● GIVEN TASK: Retype the material that follows, keeping every word as it is.

● RECORDS SUPPLIED:
_ _ _ _ _
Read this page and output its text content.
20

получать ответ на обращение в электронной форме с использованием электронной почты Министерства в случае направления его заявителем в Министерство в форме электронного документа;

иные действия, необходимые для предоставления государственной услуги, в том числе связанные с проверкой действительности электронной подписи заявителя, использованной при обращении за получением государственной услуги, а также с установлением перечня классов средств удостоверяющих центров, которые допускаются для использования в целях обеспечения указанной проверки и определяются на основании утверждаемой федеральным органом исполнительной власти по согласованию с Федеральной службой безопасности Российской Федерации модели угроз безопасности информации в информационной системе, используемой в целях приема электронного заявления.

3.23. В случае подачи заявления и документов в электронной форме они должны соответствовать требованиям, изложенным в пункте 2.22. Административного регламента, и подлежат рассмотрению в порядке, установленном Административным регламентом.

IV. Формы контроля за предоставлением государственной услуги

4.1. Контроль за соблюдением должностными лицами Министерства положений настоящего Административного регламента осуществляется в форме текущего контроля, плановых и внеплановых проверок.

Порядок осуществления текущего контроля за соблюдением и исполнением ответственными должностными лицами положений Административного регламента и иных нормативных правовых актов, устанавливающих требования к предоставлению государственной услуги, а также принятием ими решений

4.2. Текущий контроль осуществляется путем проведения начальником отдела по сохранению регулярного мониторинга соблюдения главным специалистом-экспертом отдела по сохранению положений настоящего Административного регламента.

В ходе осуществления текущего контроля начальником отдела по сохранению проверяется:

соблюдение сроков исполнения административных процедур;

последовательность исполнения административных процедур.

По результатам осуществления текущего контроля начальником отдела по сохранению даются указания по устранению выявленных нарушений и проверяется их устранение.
_ _ _ _ _
● TASK RESULT:
Read this page and output its text content.
20

получать ответ на обращение в электронной форме с использованием электронной почты Министерства в случае направления его заявителем в Министерство в форме электронного документа;

иные действия, необходимые для предоставления государственной услуги, в том числе связанные с проверкой действительности электронной подписи заявителя, использованной при обращении за получением государственной услуги, а также с установлением перечня классов средств удостоверяющих центров, которые допускаются для использования в целях обеспечения указанной проверки и определяются на основании утверждаемой федеральным органом исполнительной власти по согласованию с Федеральной службой безопасности Российской Федерации модели угроз безопасности информации в информационной системе, используемой в целях приема электронного заявления.

3.23. В случае подачи заявления и документов в электронной форме они должны соответствовать требованиям, изложенным в пункте 2.22. Административного регламента, и подлежат рассмотрению в порядке, установленном Административным регламентом.

IV. Формы контроля за предоставлением государственной услуги

4.1. Контроль за соблюдением должностными лицами Министерства положений настоящего Административного регламента осуществляется в форме текущего контроля, плановых и внеплановых проверок.

Порядок осуществления текущего контроля за соблюдением и исполнением ответственными должностными лицами положений Административного регламента и иных нормативных правовых актов, устанавливающих требования к предоставлению государственной услуги, а также принятием ими решений

4.2. Текущий контроль осуществляется путем проведения начальником отдела по сохранению регулярного мониторинга соблюдения главным специалистом-экспертом отдела по сохранению положений настоящего Административного регламента.

В ходе осуществления текущего контроля начальником отдела по сохранению проверяется:

соблюдение сроков исполнения административных процедур;

последовательность исполнения административных процедур.

По результатам осуществления текущего контроля начальником отдела по сохранению даются указания по устранению выявленных нарушений и проверяется их устранение.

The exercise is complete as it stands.